**YOUR INSTRUCTIONS**
Scan the lines below; pull out those with "ポジション".

Entries with figure data
◇ ◇ ◇

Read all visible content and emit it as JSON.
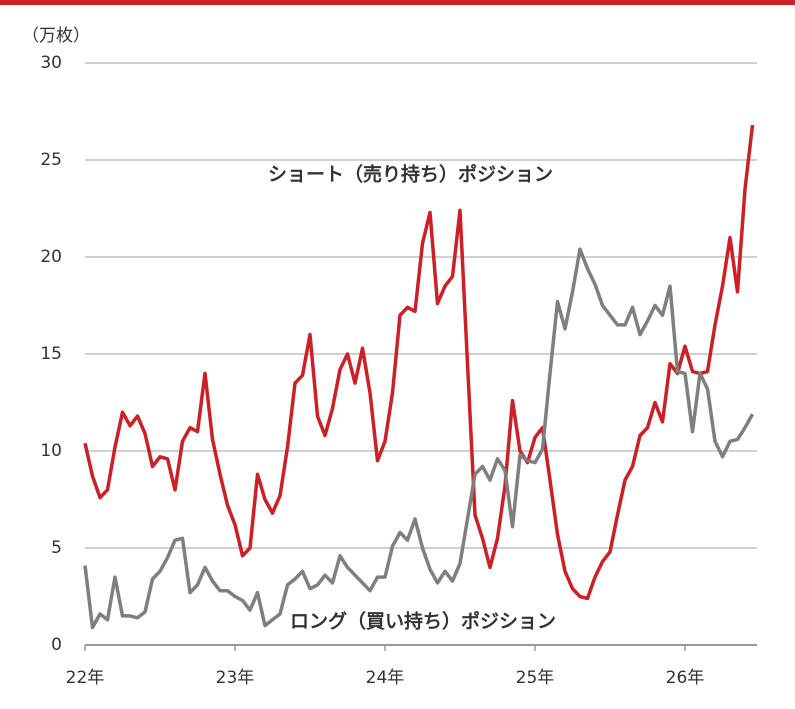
{
  "chart_data": {
    "type": "line",
    "y_label": "（万枚）",
    "x": [
      2022.0,
      2022.05,
      2022.1,
      2022.15,
      2022.2,
      2022.25,
      2022.3,
      2022.35,
      2022.4,
      2022.45,
      2022.5,
      2022.55,
      2022.6,
      2022.65,
      2022.7,
      2022.75,
      2022.8,
      2022.85,
      2022.9,
      2022.95,
      2023.0,
      2023.05,
      2023.1,
      2023.15,
      2023.2,
      2023.25,
      2023.3,
      2023.35,
      2023.4,
      2023.45,
      2023.5,
      2023.55,
      2023.6,
      2023.65,
      2023.7,
      2023.75,
      2023.8,
      2023.85,
      2023.9,
      2023.95,
      2024.0,
      2024.05,
      2024.1,
      2024.15,
      2024.2,
      2024.25,
      2024.3,
      2024.35,
      2024.4,
      2024.45,
      2024.5,
      2024.55,
      2024.6,
      2024.65,
      2024.7,
      2024.75,
      2024.8,
      2024.85,
      2024.9,
      2024.95,
      2025.0,
      2025.05,
      2025.1,
      2025.15,
      2025.2,
      2025.25,
      2025.3,
      2025.35,
      2025.4,
      2025.45,
      2025.5,
      2025.55,
      2025.6,
      2025.65,
      2025.7,
      2025.75,
      2025.8,
      2025.85,
      2025.9,
      2025.95,
      2026.0,
      2026.05,
      2026.1,
      2026.15,
      2026.2,
      2026.25,
      2026.3,
      2026.35,
      2026.4,
      2026.45
    ],
    "series": [
      {
        "name": "ショート（売り持ち）ポジション",
        "color": "#cc1f26",
        "values": [
          10.4,
          8.7,
          7.6,
          8.0,
          10.2,
          12.0,
          11.3,
          11.8,
          10.9,
          9.2,
          9.7,
          9.6,
          8.0,
          10.5,
          11.2,
          11.0,
          14.0,
          10.6,
          8.8,
          7.2,
          6.2,
          4.6,
          5.0,
          8.8,
          7.5,
          6.8,
          7.7,
          10.2,
          13.5,
          13.9,
          16.0,
          11.8,
          10.8,
          12.2,
          14.2,
          15.0,
          13.5,
          15.3,
          13.0,
          9.5,
          10.5,
          13.0,
          17.0,
          17.4,
          17.2,
          20.7,
          22.3,
          17.6,
          18.5,
          19.0,
          22.4,
          14.5,
          6.7,
          5.5,
          4.0,
          5.5,
          8.2,
          12.6,
          10.0,
          9.4,
          10.7,
          11.2,
          8.5,
          5.7,
          3.8,
          2.9,
          2.5,
          2.4,
          3.5,
          4.3,
          4.8,
          6.7,
          8.5,
          9.2,
          10.8,
          11.2,
          12.5,
          11.5,
          14.5,
          14.0,
          15.4,
          14.1,
          14.0,
          14.1,
          16.5,
          18.5,
          21.0,
          18.2,
          23.5,
          26.8
        ]
      },
      {
        "name": "ロング（買い持ち）ポジション",
        "color": "#7f7f7f",
        "values": [
          4.1,
          0.9,
          1.6,
          1.3,
          3.5,
          1.5,
          1.5,
          1.4,
          1.7,
          3.4,
          3.8,
          4.5,
          5.4,
          5.5,
          2.7,
          3.1,
          4.0,
          3.3,
          2.8,
          2.8,
          2.5,
          2.3,
          1.8,
          2.7,
          1.0,
          1.3,
          1.6,
          3.1,
          3.4,
          3.8,
          2.9,
          3.1,
          3.6,
          3.2,
          4.6,
          4.0,
          3.6,
          3.2,
          2.8,
          3.5,
          3.5,
          5.1,
          5.8,
          5.4,
          6.5,
          5.0,
          3.9,
          3.2,
          3.8,
          3.3,
          4.2,
          6.5,
          8.8,
          9.2,
          8.5,
          9.6,
          9.0,
          6.1,
          9.8,
          9.5,
          9.4,
          10.1,
          14.0,
          17.7,
          16.3,
          18.2,
          20.4,
          19.4,
          18.6,
          17.5,
          17.0,
          16.5,
          16.5,
          17.4,
          16.0,
          16.7,
          17.5,
          17.0,
          18.5,
          14.1,
          14.0,
          11.0,
          14.0,
          13.2,
          10.5,
          9.7,
          10.5,
          10.6,
          11.2,
          11.9
        ]
      }
    ],
    "xlim": [
      2022,
      2026.48
    ],
    "xticks": [
      {
        "value": 2022,
        "label": "22年"
      },
      {
        "value": 2023,
        "label": "23年"
      },
      {
        "value": 2024,
        "label": "24年"
      },
      {
        "value": 2025,
        "label": "25年"
      },
      {
        "value": 2026,
        "label": "26年"
      }
    ],
    "ylim": [
      0,
      30
    ],
    "yticks": [
      0,
      5,
      10,
      15,
      20,
      25,
      30
    ],
    "grid": true
  }
}
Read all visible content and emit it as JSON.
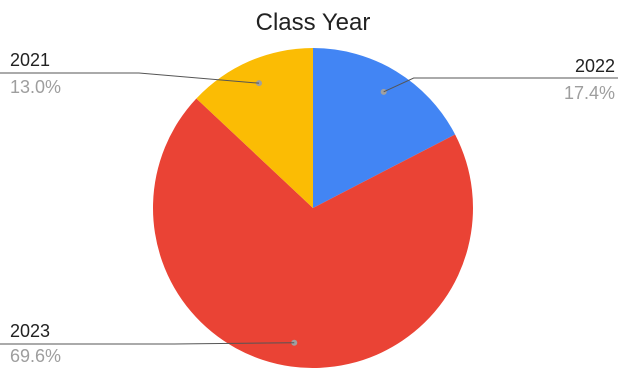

◇ ◇ ◇

**THE OUTPUT**
        "name": "ショート（売り持ち）ポジション",
        "name": "ロング（買い持ち）ポジション",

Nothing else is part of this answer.